##### Given data

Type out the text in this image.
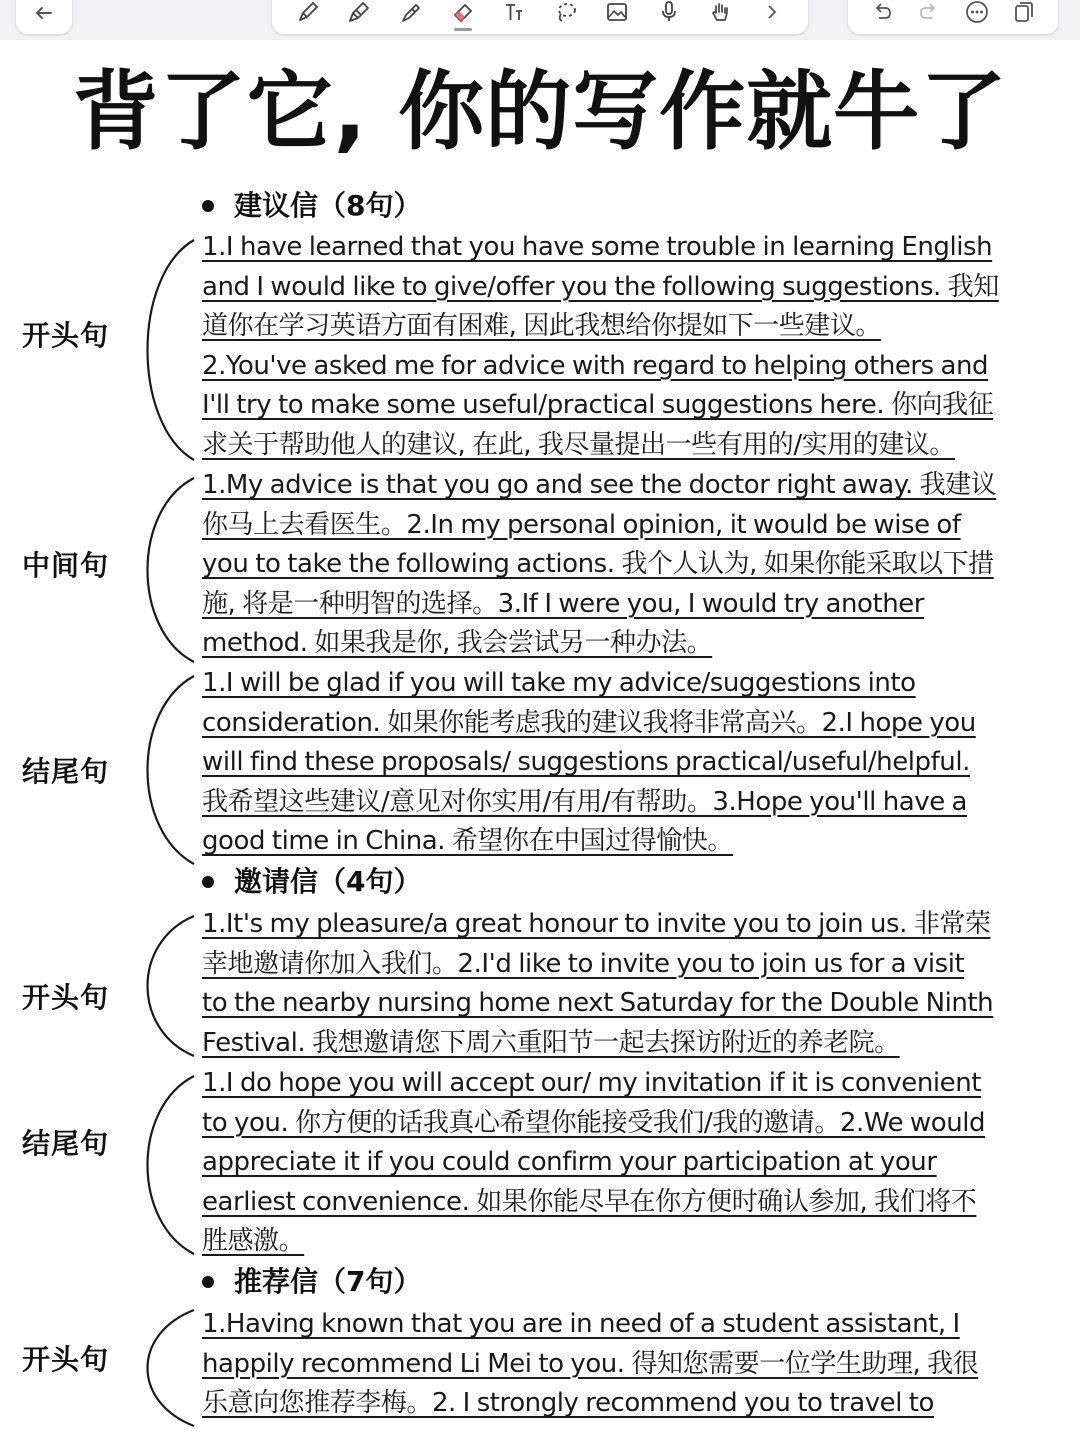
背了它, 你的写作就牛了
建议信（8句）
开头句
1.I have learned that you have some trouble in learning English
and I would like to give/offer you the following suggestions. 我知
道你在学习英语方面有困难, 因此我想给你提如下一些建议。
2.You've asked me for advice with regard to helping others and
I'll try to make some useful/practical suggestions here. 你向我征
求关于帮助他人的建议, 在此, 我尽量提出一些有用的/实用的建议。
中间句
1.My advice is that you go and see the doctor right away. 我建议
你马上去看医生。2.In my personal opinion, it would be wise of
you to take the following actions. 我个人认为, 如果你能采取以下措
施, 将是一种明智的选择。3.If I were you, I would try another
method. 如果我是你, 我会尝试另一种办法。
结尾句
1.I will be glad if you will take my advice/suggestions into
consideration. 如果你能考虑我的建议我将非常高兴。2.I hope you
will find these proposals/ suggestions practical/useful/helpful.
我希望这些建议/意见对你实用/有用/有帮助。3.Hope you'll have a
good time in China. 希望你在中国过得愉快。
邀请信（4句）
开头句
1.It's my pleasure/a great honour to invite you to join us. 非常荣
幸地邀请你加入我们。2.I'd like to invite you to join us for a visit
to the nearby nursing home next Saturday for the Double Ninth
Festival. 我想邀请您下周六重阳节一起去探访附近的养老院。
结尾句
1.I do hope you will accept our/ my invitation if it is convenient
to you. 你方便的话我真心希望你能接受我们/我的邀请。2.We would
appreciate it if you could confirm your participation at your
earliest convenience. 如果你能尽早在你方便时确认参加, 我们将不
胜感激。
推荐信（7句）
开头句
1.Having known that you are in need of a student assistant, I
happily recommend Li Mei to you. 得知您需要一位学生助理, 我很
乐意向您推荐李梅。2. I strongly recommend you to travel to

##########

Problem: Set the data above down again exactly as given, with no pictures.

Written response:
Type out the text in this image.
背了它, 你的写作就牛了
建议信（8句）
开头句
1.I have learned that you have some trouble in learning English
and I would like to give/offer you the following suggestions. 我知
道你在学习英语方面有困难, 因此我想给你提如下一些建议。
2.You've asked me for advice with regard to helping others and
I'll try to make some useful/practical suggestions here. 你向我征
求关于帮助他人的建议, 在此, 我尽量提出一些有用的/实用的建议。
中间句
1.My advice is that you go and see the doctor right away. 我建议
你马上去看医生。2.In my personal opinion, it would be wise of
you to take the following actions. 我个人认为, 如果你能采取以下措
施, 将是一种明智的选择。3.If I were you, I would try another
method. 如果我是你, 我会尝试另一种办法。
结尾句
1.I will be glad if you will take my advice/suggestions into
consideration. 如果你能考虑我的建议我将非常高兴。2.I hope you
will find these proposals/ suggestions practical/useful/helpful.
我希望这些建议/意见对你实用/有用/有帮助。3.Hope you'll have a
good time in China. 希望你在中国过得愉快。
邀请信（4句）
开头句
1.It's my pleasure/a great honour to invite you to join us. 非常荣
幸地邀请你加入我们。2.I'd like to invite you to join us for a visit
to the nearby nursing home next Saturday for the Double Ninth
Festival. 我想邀请您下周六重阳节一起去探访附近的养老院。
结尾句
1.I do hope you will accept our/ my invitation if it is convenient
to you. 你方便的话我真心希望你能接受我们/我的邀请。2.We would
appreciate it if you could confirm your participation at your
earliest convenience. 如果你能尽早在你方便时确认参加, 我们将不
胜感激。
推荐信（7句）
开头句
1.Having known that you are in need of a student assistant, I
happily recommend Li Mei to you. 得知您需要一位学生助理, 我很
乐意向您推荐李梅。2. I strongly recommend you to travel to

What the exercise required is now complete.